Air Berlin – nach langem Sinkflug hart aufgeschlagen

Eine Überraschung ist es nicht – Air Berlin hat den Weg zum Insolvenzgericht antreten müssen. Das Luftfahrtunternehmen ist zahlungsunfähig. Schon seit einigen Jahren waren die Abschlüsse in den roten Zahlen – nur einmal wurde ein hauchdünner Gewinn erzielt – und der Schlingerkurs bei der Unternehmensstrategie wurde nicht zuletzt an der immer wieder wechselnden Führung deutlich.

Dennoch sorgt die Pleite für Aufregung. Denn der Insolvenzantrag kommt mitten in der Urlaubszeit und mancher Tourist fürchtet, nicht mehr an sein Wunschziel zu gelangen oder, noch schlimmer, die Heimfahrt nicht mit Air Berlin antreten zu können. Die Bundesregierung hat schnell reagiert. Ein Notkredit von 150 Millionen Euro, ausgereicht über die KfW, sorgt dafür, dass der Flugbetrieb weiter geht. Kurz vor der Wahl wären Bilder gestrandeter Urlauber ein Desaster gewesen – die Finanzierung ist bis November gesichert, dann sind die Wahlen vorbei. Der Kredit hat bei der Begleichung der Schulden in einem anstehenden (Sanierungs-) Verfahren Vorrang.

• Deine Aufgabe
Führe den Text über die Pleite von Air Berlin nach dem letzten Satz weiter, im selben Ton und in zwei bis drei Absätzen.

• Die Einträge
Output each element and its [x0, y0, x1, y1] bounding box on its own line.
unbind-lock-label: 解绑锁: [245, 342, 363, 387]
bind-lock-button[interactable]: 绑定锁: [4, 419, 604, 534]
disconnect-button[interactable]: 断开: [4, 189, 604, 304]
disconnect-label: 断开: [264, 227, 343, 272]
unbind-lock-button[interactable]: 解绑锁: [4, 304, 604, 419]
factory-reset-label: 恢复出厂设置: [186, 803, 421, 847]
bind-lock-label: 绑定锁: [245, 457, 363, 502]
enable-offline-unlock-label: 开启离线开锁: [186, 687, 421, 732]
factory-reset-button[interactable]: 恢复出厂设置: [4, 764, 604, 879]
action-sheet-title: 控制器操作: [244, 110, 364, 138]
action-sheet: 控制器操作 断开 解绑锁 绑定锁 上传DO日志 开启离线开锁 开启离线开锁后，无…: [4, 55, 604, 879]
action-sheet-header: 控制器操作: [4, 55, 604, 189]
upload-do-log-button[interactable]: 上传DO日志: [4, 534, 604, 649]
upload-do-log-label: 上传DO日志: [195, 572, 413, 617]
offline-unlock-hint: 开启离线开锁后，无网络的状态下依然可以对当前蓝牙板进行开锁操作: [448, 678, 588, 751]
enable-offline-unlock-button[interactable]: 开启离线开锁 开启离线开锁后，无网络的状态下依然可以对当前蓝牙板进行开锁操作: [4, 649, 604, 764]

• Deine Antwort
Notausstieg

Gekommen war es jetzt zur Insolvenz, weil der Großaktionär Etihad aus Abu Dhabi nicht mehr bereit war, 50 Millionen Euro, die für den akuten Liquiditätsbedarf nötig waren, zu überweisen. Der arabische Investor hatte sich mit seinem Engagement verspekuliert. Getrieben von dem Wunsch, die größere Fluggesellschaft Emirates zu überholen, war man auf Einkaufstour gegangen. Air Italia und eine Schweizer  Regionalgesellschaft waren bereits nicht lohnend gewesen, da wollte man in Deutschland nicht noch mehr Geld versenken.

Der Ausstieg der Scheichs ist aber nur der deutlichste und folgenreiche Schlusspunkt einer seit Jahren anhaltenden Geschichte von Misserfolgen. Während die Lufthansa aktuell gute Gewinne macht und der Markt für Flugreisen noch Chancen bietet, hat das Management von Air Berlin versagt. Es ist nicht gelungen, das Unternehmen richtig im Markt zu platzieren. Am Ende steht jetzt ein Schuldenberg von 1,2 Milliarden Euro.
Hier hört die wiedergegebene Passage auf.